** START OF RAW DATA **
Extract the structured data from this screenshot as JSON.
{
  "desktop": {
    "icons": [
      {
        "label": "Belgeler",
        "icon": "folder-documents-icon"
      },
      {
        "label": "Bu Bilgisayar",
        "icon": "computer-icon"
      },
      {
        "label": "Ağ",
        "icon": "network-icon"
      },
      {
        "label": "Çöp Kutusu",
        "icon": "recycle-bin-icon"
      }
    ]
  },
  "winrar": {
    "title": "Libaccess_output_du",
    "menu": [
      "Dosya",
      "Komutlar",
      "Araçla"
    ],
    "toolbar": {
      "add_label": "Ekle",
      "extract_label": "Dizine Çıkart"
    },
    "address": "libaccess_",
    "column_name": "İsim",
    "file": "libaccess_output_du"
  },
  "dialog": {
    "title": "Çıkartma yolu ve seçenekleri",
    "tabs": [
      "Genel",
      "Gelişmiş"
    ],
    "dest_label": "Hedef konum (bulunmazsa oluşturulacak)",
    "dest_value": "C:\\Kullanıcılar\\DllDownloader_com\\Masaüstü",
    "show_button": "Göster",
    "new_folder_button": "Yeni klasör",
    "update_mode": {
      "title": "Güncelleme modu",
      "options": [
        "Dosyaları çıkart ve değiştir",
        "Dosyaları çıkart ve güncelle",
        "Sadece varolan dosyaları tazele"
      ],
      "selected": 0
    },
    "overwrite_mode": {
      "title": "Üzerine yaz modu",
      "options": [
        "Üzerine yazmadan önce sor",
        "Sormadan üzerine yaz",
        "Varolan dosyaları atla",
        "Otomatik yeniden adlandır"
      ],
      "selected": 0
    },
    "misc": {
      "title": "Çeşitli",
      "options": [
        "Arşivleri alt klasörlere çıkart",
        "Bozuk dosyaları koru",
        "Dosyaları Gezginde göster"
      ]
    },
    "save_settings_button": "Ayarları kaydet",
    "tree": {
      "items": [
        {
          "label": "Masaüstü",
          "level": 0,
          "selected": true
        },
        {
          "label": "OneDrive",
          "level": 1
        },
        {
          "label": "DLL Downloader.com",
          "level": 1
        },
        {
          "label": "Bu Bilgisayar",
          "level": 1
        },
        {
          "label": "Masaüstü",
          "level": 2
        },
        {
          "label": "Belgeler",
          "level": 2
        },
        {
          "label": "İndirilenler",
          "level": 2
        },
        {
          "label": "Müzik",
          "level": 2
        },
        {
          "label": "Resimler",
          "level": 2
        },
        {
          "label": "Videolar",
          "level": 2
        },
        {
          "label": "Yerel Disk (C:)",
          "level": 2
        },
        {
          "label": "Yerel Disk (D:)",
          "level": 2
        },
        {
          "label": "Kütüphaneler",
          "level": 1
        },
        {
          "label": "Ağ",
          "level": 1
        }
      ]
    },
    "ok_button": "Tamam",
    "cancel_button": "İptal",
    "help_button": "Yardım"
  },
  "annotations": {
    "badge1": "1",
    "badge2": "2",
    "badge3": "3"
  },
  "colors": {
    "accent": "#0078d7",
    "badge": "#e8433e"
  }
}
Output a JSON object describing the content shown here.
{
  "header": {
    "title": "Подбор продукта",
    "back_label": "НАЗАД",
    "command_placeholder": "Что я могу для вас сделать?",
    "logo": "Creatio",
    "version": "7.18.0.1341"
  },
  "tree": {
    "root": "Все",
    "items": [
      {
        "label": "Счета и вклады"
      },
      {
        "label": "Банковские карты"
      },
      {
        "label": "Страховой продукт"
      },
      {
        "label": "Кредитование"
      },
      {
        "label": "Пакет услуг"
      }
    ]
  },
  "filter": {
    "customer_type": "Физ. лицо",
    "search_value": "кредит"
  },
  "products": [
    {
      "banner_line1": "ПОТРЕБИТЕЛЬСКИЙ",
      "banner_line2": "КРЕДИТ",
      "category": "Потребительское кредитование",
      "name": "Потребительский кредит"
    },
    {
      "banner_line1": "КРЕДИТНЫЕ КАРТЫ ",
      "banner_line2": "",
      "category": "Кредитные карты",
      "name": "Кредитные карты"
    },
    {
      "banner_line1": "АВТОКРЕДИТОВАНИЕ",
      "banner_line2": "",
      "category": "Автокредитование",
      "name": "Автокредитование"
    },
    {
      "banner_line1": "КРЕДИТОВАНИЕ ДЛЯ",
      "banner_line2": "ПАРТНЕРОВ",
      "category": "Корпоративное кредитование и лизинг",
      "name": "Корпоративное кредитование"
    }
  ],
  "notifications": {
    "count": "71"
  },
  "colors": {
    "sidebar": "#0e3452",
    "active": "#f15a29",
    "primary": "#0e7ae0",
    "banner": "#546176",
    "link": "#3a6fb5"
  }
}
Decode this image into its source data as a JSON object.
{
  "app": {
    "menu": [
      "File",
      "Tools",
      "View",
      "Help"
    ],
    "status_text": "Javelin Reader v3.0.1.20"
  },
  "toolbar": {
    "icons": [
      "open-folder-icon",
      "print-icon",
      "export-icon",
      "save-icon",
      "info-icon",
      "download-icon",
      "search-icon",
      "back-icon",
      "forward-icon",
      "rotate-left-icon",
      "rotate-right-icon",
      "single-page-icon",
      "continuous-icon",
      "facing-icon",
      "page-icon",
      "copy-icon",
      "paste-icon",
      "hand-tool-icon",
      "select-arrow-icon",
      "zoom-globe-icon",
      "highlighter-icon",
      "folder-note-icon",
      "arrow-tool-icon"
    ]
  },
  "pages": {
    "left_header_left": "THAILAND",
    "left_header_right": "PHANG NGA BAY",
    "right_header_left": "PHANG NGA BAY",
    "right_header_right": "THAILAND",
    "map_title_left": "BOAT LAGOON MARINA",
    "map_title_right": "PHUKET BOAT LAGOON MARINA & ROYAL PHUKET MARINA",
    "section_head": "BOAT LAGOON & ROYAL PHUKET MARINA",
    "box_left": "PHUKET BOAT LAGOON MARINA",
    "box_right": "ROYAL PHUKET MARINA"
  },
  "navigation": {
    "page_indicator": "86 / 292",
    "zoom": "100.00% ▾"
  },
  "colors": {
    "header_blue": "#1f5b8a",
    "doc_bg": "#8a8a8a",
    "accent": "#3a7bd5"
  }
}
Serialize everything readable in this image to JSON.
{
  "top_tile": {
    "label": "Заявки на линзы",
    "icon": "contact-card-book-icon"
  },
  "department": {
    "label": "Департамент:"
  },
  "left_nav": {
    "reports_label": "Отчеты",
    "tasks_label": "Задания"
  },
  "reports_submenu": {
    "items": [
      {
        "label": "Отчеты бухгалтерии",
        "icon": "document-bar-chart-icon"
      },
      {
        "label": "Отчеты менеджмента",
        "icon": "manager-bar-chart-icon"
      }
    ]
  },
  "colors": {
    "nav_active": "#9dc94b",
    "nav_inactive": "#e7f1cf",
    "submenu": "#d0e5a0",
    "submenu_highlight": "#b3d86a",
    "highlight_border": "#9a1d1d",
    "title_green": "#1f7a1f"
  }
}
** END OF RAW DATA **
> _GIVEN INSTRUCTION_
Repeat the data above exactly.

> _REPLY_
Extract the structured data from this screenshot as JSON.
{
  "desktop": {
    "icons": [
      {
        "label": "Belgeler",
        "icon": "folder-documents-icon"
      },
      {
        "label": "Bu Bilgisayar",
        "icon": "computer-icon"
      },
      {
        "label": "Ağ",
        "icon": "network-icon"
      },
      {
        "label": "Çöp Kutusu",
        "icon": "recycle-bin-icon"
      }
    ]
  },
  "winrar": {
    "title": "Libaccess_output_du",
    "menu": [
      "Dosya",
      "Komutlar",
      "Araçla"
    ],
    "toolbar": {
      "add_label": "Ekle",
      "extract_label": "Dizine Çıkart"
    },
    "address": "libaccess_",
    "column_name": "İsim",
    "file": "libaccess_output_du"
  },
  "dialog": {
    "title": "Çıkartma yolu ve seçenekleri",
    "tabs": [
      "Genel",
      "Gelişmiş"
    ],
    "dest_label": "Hedef konum (bulunmazsa oluşturulacak)",
    "dest_value": "C:\\Kullanıcılar\\DllDownloader_com\\Masaüstü",
    "show_button": "Göster",
    "new_folder_button": "Yeni klasör",
    "update_mode": {
      "title": "Güncelleme modu",
      "options": [
        "Dosyaları çıkart ve değiştir",
        "Dosyaları çıkart ve güncelle",
        "Sadece varolan dosyaları tazele"
      ],
      "selected": 0
    },
    "overwrite_mode": {
      "title": "Üzerine yaz modu",
      "options": [
        "Üzerine yazmadan önce sor",
        "Sormadan üzerine yaz",
        "Varolan dosyaları atla",
        "Otomatik yeniden adlandır"
      ],
      "selected": 0
    },
    "misc": {
      "title": "Çeşitli",
      "options": [
        "Arşivleri alt klasörlere çıkart",
        "Bozuk dosyaları koru",
        "Dosyaları Gezginde göster"
      ]
    },
    "save_settings_button": "Ayarları kaydet",
    "tree": {
      "items": [
        {
          "label": "Masaüstü",
          "level": 0,
          "selected": true
        },
        {
          "label": "OneDrive",
          "level": 1
        },
        {
          "label": "DLL Downloader.com",
          "level": 1
        },
        {
          "label": "Bu Bilgisayar",
          "level": 1
        },
        {
          "label": "Masaüstü",
          "level": 2
        },
        {
          "label": "Belgeler",
          "level": 2
        },
        {
          "label": "İndirilenler",
          "level": 2
        },
        {
          "label": "Müzik",
          "level": 2
        },
        {
          "label": "Resimler",
          "level": 2
        },
        {
          "label": "Videolar",
          "level": 2
        },
        {
          "label": "Yerel Disk (C:)",
          "level": 2
        },
        {
          "label": "Yerel Disk (D:)",
          "level": 2
        },
        {
          "label": "Kütüphaneler",
          "level": 1
        },
        {
          "label": "Ağ",
          "level": 1
        }
      ]
    },
    "ok_button": "Tamam",
    "cancel_button": "İptal",
    "help_button": "Yardım"
  },
  "annotations": {
    "badge1": "1",
    "badge2": "2",
    "badge3": "3"
  },
  "colors": {
    "accent": "#0078d7",
    "badge": "#e8433e"
  }
}
Output a JSON object describing the content shown here.
{
  "header": {
    "title": "Подбор продукта",
    "back_label": "НАЗАД",
    "command_placeholder": "Что я могу для вас сделать?",
    "logo": "Creatio",
    "version": "7.18.0.1341"
  },
  "tree": {
    "root": "Все",
    "items": [
      {
        "label": "Счета и вклады"
      },
      {
        "label": "Банковские карты"
      },
      {
        "label": "Страховой продукт"
      },
      {
        "label": "Кредитование"
      },
      {
        "label": "Пакет услуг"
      }
    ]
  },
  "filter": {
    "customer_type": "Физ. лицо",
    "search_value": "кредит"
  },
  "products": [
    {
      "banner_line1": "ПОТРЕБИТЕЛЬСКИЙ",
      "banner_line2": "КРЕДИТ",
      "category": "Потребительское кредитование",
      "name": "Потребительский кредит"
    },
    {
      "banner_line1": "КРЕДИТНЫЕ КАРТЫ ",
      "banner_line2": "",
      "category": "Кредитные карты",
      "name": "Кредитные карты"
    },
    {
      "banner_line1": "АВТОКРЕДИТОВАНИЕ",
      "banner_line2": "",
      "category": "Автокредитование",
      "name": "Автокредитование"
    },
    {
      "banner_line1": "КРЕДИТОВАНИЕ ДЛЯ",
      "banner_line2": "ПАРТНЕРОВ",
      "category": "Корпоративное кредитование и лизинг",
      "name": "Корпоративное кредитование"
    }
  ],
  "notifications": {
    "count": "71"
  },
  "colors": {
    "sidebar": "#0e3452",
    "active": "#f15a29",
    "primary": "#0e7ae0",
    "banner": "#546176",
    "link": "#3a6fb5"
  }
}
Decode this image into its source data as a JSON object.
{
  "app": {
    "menu": [
      "File",
      "Tools",
      "View",
      "Help"
    ],
    "status_text": "Javelin Reader v3.0.1.20"
  },
  "toolbar": {
    "icons": [
      "open-folder-icon",
      "print-icon",
      "export-icon",
      "save-icon",
      "info-icon",
      "download-icon",
      "search-icon",
      "back-icon",
      "forward-icon",
      "rotate-left-icon",
      "rotate-right-icon",
      "single-page-icon",
      "continuous-icon",
      "facing-icon",
      "page-icon",
      "copy-icon",
      "paste-icon",
      "hand-tool-icon",
      "select-arrow-icon",
      "zoom-globe-icon",
      "highlighter-icon",
      "folder-note-icon",
      "arrow-tool-icon"
    ]
  },
  "pages": {
    "left_header_left": "THAILAND",
    "left_header_right": "PHANG NGA BAY",
    "right_header_left": "PHANG NGA BAY",
    "right_header_right": "THAILAND",
    "map_title_left": "BOAT LAGOON MARINA",
    "map_title_right": "PHUKET BOAT LAGOON MARINA & ROYAL PHUKET MARINA",
    "section_head": "BOAT LAGOON & ROYAL PHUKET MARINA",
    "box_left": "PHUKET BOAT LAGOON MARINA",
    "box_right": "ROYAL PHUKET MARINA"
  },
  "navigation": {
    "page_indicator": "86 / 292",
    "zoom": "100.00% ▾"
  },
  "colors": {
    "header_blue": "#1f5b8a",
    "doc_bg": "#8a8a8a",
    "accent": "#3a7bd5"
  }
}
Serialize everything readable in this image to JSON.
{
  "top_tile": {
    "label": "Заявки на линзы",
    "icon": "contact-card-book-icon"
  },
  "department": {
    "label": "Департамент:"
  },
  "left_nav": {
    "reports_label": "Отчеты",
    "tasks_label": "Задания"
  },
  "reports_submenu": {
    "items": [
      {
        "label": "Отчеты бухгалтерии",
        "icon": "document-bar-chart-icon"
      },
      {
        "label": "Отчеты менеджмента",
        "icon": "manager-bar-chart-icon"
      }
    ]
  },
  "colors": {
    "nav_active": "#9dc94b",
    "nav_inactive": "#e7f1cf",
    "submenu": "#d0e5a0",
    "submenu_highlight": "#b3d86a",
    "highlight_border": "#9a1d1d",
    "title_green": "#1f7a1f"
  }
}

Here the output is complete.